§ Extract to read:
Saturday, September 24, 2005 Washington, D.C., San Francisco, Los Angeles, and Seattle

Antiwar Protests

 

Sponsored by ANSWER

Background:
ANSWER (Act Now to Stop War & End Racism) is organizing rallies in several cities for Saturday, September 24, 2005, to oppose the occupation of Iraq.  A national rally will be held in Washington, D.C.; regional rallies will be held in San Francisco, Los Angeles, and Seattle.    Support for the "Palestinian right of return" is a secondary theme of the rallies. 

Several anti-Israel groups are on the ANSWER Steering Committee planning the rallies, including the Free Palestine Alliance, Muslim Students Association, Al-Awda Palestine Right of Return Coalition, New Jersey Solidarity, and the International Socialist Organization. 

In the past few years, ANSWER has organized anti-war demonstrations that have attracted tens of thousands of protesters.  Some of its rallies have featured potent anti-Israel messages and support for Palestinian terrorism, and have created environments that encouraged expressions of anti-Semitism.  The largest and most disturbing of these was the April 20, 2002, Washington DC demonstration called the "National March for Palestine Against War and Racism."

§ Exercises:
1. Give an updated copy of the protest text starting at "Antiwar Protests" and ending at "of the rallies.", with "regional rallies" replaced by "local rallies".
2. Based on the protest text, is each statement true? (a) A national rally will be held in Seattle. (b) The Free Palestine Alliance is on the ANSWER Steering Committee. (c) Support for the Palestinian right of return is the main theme of the rallies.
The rows that come next aren't needed.

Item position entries

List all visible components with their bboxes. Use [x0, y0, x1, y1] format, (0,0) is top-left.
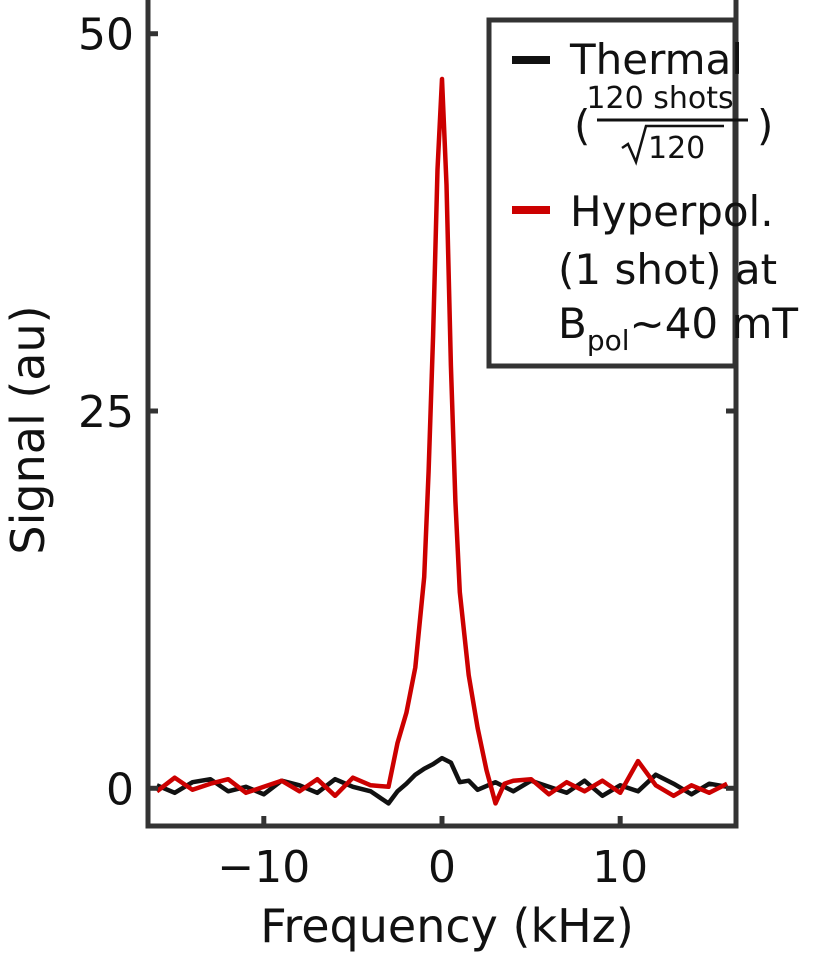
x-tick-label: −10 [217, 842, 310, 893]
legend-label-hyperpol-line1: Hyperpol. [570, 187, 774, 236]
legend-b-letter: B [558, 299, 587, 348]
legend-paren-open: ( [574, 101, 590, 150]
x-tick-label: 10 [592, 842, 648, 893]
legend-paren-close: ) [757, 101, 773, 150]
series-line-hyperpol [155, 76, 729, 806]
legend: Thermal ( 120 shots 120 ) Hyperpol. (1 s… [486, 17, 798, 369]
series-line-thermal [156, 755, 728, 806]
legend-label-hyperpol-line3: Bpol~40 mT [558, 299, 798, 357]
legend-fraction-denominator: 120 [648, 131, 705, 166]
y-tick-label: 50 [78, 10, 134, 61]
sqrt-symbol-icon [621, 124, 724, 166]
y-tick-label: 25 [78, 387, 134, 438]
legend-b-subscript: pol [587, 324, 630, 357]
legend-box [486, 17, 738, 369]
x-tick-label: 0 [428, 842, 456, 893]
legend-label-thermal: Thermal [569, 35, 743, 84]
y-axis-title: Signal (au) [1, 305, 55, 554]
tick-group: −10 0 10 0 25 50 [78, 10, 736, 893]
y-tick-label: 0 [106, 764, 134, 815]
legend-label-hyperpol-line2: (1 shot) at [558, 245, 777, 294]
series-group [155, 76, 729, 806]
x-axis-title: Frequency (kHz) [260, 899, 634, 953]
legend-b-rest: ~40 mT [630, 299, 799, 348]
legend-fraction-numerator: 120 shots [586, 81, 733, 116]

§ Replies:
1.
Antiwar Protests

 

Sponsored by ANSWER

Background:
ANSWER (Act Now to Stop War & End Racism) is organizing rallies in several cities for Saturday, September 24, 2005, to oppose the occupation of Iraq.  A national rally will be held in Washington, D.C.; local rallies will be held in San Francisco, Los Angeles, and Seattle.    Support for the "Palestinian right of return" is a secondary theme of the rallies.

2.
(a) No: "A national rally will be held in Washington, D.C.; regional rallies will be held in San Francisco, Los Angeles, and Seattle."
(b) Yes: "Several anti-Israel groups are on the ANSWER Steering Committee planning the rallies, including the Free Palestine Alliance"
(c) No: "Support for the "Palestinian right of return" is a secondary theme of the rallies."